WRITTEN REQUEST
Filter out everything except lines holding "AA₁D₁".

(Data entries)
-------
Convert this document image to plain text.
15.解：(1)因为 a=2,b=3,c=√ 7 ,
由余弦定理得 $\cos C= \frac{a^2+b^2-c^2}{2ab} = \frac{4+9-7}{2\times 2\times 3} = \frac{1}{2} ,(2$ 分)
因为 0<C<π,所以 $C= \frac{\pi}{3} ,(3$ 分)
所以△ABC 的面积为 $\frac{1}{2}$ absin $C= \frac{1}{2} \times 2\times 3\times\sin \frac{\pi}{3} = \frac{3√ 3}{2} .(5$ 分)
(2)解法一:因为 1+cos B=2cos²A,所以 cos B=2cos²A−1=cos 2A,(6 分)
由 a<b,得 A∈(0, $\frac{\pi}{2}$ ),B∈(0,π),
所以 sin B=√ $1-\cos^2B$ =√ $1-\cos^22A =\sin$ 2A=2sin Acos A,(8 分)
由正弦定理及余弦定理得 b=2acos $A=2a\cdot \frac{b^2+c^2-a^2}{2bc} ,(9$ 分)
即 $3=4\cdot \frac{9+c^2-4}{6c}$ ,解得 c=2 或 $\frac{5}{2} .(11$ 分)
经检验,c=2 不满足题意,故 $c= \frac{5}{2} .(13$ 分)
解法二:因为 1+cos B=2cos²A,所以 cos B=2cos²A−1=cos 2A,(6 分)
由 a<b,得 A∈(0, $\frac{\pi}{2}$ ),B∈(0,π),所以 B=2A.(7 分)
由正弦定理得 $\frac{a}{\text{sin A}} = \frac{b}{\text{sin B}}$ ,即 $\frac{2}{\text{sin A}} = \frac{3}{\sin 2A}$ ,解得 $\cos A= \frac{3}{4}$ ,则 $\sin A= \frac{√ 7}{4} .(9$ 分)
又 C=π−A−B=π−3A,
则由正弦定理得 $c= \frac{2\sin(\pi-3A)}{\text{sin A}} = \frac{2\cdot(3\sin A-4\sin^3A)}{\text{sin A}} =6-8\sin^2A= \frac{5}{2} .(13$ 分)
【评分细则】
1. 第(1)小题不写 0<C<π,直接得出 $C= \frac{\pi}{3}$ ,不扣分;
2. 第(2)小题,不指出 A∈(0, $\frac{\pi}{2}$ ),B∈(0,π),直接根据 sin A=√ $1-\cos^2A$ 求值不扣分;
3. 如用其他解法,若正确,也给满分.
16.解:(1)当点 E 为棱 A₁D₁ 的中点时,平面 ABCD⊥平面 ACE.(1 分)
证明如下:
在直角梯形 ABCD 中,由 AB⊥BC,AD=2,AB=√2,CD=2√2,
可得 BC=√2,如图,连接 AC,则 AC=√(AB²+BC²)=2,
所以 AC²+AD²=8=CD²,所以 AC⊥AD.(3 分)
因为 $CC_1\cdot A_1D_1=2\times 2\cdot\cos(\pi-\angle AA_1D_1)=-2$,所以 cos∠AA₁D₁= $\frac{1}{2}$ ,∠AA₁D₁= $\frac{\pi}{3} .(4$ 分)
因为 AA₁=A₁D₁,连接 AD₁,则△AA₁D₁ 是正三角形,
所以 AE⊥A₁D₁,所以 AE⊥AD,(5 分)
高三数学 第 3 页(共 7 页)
-------
ANSWER BELOW
因为 $CC_1\cdot A_1D_1=2\times 2\cdot\cos(\pi-\angle AA_1D_1)=-2$,所以 cos∠AA₁D₁= $\frac{1}{2}$ ,∠AA₁D₁= $\frac{\pi}{3} .(4$ 分)
因为 AA₁=A₁D₁,连接 AD₁,则△AA₁D₁ 是正三角形,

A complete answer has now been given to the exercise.